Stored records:
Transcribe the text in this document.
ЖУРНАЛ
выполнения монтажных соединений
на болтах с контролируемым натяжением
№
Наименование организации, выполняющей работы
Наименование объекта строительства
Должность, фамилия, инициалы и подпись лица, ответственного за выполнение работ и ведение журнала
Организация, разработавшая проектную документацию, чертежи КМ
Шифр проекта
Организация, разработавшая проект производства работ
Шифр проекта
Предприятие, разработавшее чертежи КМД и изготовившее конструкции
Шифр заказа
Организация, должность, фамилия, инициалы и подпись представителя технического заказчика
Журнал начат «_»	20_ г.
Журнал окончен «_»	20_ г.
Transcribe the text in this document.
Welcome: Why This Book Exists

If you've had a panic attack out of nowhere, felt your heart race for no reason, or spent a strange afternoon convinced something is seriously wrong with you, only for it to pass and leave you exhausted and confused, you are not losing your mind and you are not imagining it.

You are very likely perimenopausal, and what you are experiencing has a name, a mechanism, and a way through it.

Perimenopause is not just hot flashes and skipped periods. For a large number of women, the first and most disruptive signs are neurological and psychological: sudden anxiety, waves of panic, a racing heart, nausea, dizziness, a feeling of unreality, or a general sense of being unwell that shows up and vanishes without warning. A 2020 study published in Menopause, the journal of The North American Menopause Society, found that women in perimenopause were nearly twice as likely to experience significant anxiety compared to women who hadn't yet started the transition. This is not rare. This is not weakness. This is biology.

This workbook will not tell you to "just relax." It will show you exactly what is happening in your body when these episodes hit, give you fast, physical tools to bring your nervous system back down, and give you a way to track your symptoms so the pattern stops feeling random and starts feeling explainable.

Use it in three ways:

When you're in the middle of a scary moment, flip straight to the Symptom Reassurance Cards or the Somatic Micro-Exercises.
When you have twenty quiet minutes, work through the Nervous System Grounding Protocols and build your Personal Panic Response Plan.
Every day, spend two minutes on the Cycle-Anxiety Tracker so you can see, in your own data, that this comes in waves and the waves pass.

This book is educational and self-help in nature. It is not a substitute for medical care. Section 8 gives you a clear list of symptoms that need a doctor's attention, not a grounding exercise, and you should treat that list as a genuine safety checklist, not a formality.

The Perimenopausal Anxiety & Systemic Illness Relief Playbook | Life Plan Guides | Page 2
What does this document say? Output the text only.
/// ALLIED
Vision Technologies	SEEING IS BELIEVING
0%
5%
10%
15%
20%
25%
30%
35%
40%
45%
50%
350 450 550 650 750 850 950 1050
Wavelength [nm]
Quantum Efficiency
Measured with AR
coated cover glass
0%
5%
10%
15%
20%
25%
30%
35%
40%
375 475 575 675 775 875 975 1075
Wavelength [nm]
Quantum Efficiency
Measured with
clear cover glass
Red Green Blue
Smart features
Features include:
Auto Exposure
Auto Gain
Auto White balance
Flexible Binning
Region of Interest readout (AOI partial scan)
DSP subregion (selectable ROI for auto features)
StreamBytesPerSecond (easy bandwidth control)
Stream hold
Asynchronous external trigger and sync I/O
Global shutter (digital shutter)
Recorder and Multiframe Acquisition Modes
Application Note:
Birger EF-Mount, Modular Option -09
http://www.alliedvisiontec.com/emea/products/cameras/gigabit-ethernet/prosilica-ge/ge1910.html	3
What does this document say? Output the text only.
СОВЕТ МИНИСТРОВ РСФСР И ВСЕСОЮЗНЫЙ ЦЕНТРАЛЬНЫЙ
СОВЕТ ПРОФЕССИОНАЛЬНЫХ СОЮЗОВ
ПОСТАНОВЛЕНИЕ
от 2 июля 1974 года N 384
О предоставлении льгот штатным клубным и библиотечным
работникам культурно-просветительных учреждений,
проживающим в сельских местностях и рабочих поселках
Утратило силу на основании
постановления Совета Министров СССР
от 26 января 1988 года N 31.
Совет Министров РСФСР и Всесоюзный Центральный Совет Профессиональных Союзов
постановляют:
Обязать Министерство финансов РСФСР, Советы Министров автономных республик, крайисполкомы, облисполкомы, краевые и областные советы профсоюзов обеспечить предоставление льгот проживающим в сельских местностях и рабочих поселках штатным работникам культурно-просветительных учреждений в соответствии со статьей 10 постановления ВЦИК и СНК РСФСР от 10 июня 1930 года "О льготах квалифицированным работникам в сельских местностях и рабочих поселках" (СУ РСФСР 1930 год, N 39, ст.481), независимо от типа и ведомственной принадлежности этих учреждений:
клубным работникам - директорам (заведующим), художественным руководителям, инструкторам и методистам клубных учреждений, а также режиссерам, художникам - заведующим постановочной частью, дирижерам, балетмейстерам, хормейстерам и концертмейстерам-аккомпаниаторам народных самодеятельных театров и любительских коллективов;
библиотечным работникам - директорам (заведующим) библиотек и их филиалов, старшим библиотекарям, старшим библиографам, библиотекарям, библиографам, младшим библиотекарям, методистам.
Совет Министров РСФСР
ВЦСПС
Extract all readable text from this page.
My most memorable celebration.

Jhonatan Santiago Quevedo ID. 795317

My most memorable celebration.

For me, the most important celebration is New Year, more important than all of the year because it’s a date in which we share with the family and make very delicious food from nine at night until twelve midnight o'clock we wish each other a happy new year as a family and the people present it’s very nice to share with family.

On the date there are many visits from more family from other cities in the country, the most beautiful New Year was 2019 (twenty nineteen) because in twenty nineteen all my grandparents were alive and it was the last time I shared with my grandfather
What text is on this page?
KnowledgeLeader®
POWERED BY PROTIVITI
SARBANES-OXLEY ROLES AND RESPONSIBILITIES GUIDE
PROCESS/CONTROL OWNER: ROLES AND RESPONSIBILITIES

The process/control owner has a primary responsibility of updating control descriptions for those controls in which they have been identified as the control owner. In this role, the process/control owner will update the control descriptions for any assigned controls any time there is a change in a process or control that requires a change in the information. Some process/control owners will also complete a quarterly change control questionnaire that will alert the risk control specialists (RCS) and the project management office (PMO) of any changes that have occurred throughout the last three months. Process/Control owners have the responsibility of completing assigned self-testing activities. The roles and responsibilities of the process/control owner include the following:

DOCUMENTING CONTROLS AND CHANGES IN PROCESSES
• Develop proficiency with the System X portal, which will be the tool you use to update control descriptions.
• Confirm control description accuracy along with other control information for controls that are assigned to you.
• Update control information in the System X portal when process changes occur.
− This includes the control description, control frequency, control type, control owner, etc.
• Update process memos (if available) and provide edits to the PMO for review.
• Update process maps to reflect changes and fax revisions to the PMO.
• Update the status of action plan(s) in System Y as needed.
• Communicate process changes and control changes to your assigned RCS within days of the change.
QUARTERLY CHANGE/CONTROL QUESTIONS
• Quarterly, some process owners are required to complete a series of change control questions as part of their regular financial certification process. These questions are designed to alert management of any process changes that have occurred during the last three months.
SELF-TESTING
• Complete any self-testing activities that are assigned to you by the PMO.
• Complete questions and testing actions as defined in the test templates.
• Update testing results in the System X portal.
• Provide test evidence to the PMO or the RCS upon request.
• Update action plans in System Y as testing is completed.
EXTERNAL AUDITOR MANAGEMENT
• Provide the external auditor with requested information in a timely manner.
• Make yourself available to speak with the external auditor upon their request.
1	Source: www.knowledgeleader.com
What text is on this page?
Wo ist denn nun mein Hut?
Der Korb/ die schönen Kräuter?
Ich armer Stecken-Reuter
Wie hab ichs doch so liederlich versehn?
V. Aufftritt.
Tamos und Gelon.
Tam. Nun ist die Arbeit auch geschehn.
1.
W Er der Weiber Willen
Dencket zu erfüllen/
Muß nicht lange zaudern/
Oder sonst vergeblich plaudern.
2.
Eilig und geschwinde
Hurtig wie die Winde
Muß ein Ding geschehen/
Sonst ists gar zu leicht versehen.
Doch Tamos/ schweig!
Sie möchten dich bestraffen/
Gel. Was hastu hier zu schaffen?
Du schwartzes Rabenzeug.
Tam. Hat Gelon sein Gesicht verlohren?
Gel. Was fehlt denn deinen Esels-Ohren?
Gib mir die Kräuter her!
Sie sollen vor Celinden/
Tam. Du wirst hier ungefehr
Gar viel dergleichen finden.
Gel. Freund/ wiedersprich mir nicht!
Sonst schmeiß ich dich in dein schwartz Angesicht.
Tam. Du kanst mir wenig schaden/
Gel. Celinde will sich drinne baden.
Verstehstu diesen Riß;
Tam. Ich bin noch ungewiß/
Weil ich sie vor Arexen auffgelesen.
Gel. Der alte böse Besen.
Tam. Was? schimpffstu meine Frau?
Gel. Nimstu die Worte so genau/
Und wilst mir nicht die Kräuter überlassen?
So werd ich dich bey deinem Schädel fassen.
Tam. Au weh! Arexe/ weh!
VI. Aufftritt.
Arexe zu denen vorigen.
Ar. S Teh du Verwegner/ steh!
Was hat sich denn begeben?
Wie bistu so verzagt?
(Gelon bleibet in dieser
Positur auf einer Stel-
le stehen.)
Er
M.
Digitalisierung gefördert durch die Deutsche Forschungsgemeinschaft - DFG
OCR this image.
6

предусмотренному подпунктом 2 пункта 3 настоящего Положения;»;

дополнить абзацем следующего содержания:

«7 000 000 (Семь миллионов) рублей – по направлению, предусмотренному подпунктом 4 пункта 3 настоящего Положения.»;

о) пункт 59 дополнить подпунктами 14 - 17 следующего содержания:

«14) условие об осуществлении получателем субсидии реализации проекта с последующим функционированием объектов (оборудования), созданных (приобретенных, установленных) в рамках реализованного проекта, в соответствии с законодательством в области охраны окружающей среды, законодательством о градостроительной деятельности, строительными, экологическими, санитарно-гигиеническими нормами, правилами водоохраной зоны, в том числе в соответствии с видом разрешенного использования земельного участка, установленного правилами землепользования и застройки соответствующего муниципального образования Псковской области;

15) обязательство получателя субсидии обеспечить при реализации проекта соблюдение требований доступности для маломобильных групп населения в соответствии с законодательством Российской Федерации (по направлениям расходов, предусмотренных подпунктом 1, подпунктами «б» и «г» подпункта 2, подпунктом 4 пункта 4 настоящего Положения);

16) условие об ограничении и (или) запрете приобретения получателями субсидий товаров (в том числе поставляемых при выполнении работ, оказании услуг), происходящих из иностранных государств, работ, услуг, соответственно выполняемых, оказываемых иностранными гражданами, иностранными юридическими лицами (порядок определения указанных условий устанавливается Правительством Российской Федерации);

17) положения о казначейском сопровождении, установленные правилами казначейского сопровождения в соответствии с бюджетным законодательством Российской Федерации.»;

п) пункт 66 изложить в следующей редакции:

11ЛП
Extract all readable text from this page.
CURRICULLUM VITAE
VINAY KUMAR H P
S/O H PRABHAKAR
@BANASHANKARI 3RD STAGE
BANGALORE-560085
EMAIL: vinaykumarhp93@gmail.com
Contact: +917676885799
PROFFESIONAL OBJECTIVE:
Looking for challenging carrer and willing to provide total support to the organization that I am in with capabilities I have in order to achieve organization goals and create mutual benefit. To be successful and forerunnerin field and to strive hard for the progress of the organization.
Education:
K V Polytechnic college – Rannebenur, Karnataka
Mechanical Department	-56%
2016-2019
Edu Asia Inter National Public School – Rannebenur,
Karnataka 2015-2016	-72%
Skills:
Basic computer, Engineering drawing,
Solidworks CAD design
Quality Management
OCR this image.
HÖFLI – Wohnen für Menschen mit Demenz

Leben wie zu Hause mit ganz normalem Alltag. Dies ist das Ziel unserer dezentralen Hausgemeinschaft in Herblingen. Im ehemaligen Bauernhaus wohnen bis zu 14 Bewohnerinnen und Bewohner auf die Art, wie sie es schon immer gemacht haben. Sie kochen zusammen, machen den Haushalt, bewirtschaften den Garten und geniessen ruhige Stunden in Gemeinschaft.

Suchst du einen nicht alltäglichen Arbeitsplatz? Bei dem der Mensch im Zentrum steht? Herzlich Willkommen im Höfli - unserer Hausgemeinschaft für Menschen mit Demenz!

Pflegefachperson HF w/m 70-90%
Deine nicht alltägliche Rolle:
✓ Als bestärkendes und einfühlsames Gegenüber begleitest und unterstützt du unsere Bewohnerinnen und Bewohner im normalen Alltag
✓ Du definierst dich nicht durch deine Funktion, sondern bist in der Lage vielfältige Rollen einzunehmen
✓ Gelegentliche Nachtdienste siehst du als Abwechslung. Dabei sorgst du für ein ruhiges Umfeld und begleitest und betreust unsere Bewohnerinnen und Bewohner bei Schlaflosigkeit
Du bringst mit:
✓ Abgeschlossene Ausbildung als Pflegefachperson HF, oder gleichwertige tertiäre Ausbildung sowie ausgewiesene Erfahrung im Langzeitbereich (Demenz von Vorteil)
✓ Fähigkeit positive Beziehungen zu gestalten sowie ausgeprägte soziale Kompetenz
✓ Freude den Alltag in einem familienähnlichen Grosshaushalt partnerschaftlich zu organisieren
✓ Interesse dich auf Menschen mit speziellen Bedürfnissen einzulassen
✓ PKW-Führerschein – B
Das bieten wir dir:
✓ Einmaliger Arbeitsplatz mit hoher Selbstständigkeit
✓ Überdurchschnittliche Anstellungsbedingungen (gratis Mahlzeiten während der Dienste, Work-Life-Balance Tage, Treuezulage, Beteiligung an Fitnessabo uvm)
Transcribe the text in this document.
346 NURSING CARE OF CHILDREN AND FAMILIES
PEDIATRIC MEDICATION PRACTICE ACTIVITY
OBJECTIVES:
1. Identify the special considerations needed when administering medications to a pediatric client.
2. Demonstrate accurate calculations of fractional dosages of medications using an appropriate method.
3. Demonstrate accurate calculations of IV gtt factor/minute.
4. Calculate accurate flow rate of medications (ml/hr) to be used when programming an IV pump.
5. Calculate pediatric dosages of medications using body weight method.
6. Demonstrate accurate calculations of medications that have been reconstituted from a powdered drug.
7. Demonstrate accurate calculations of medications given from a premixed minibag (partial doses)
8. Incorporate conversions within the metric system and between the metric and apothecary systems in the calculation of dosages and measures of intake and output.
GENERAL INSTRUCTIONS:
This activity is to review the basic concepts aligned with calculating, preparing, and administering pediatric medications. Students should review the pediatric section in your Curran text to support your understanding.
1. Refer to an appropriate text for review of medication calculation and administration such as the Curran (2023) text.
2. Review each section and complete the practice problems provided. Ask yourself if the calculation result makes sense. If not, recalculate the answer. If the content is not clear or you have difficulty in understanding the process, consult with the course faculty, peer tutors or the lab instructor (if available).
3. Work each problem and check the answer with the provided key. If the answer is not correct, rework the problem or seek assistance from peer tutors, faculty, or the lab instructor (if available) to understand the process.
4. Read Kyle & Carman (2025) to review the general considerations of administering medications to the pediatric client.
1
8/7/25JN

■ **REQUIREMENTS**: Go through the entries above and pull out each line with "подпись" in it.

■ **ANSWER TO THIS PROBLEM**:
Должность, фамилия, инициалы и подпись лица, ответственного за выполнение работ и ведение журнала
Организация, должность, фамилия, инициалы и подпись представителя технического заказчика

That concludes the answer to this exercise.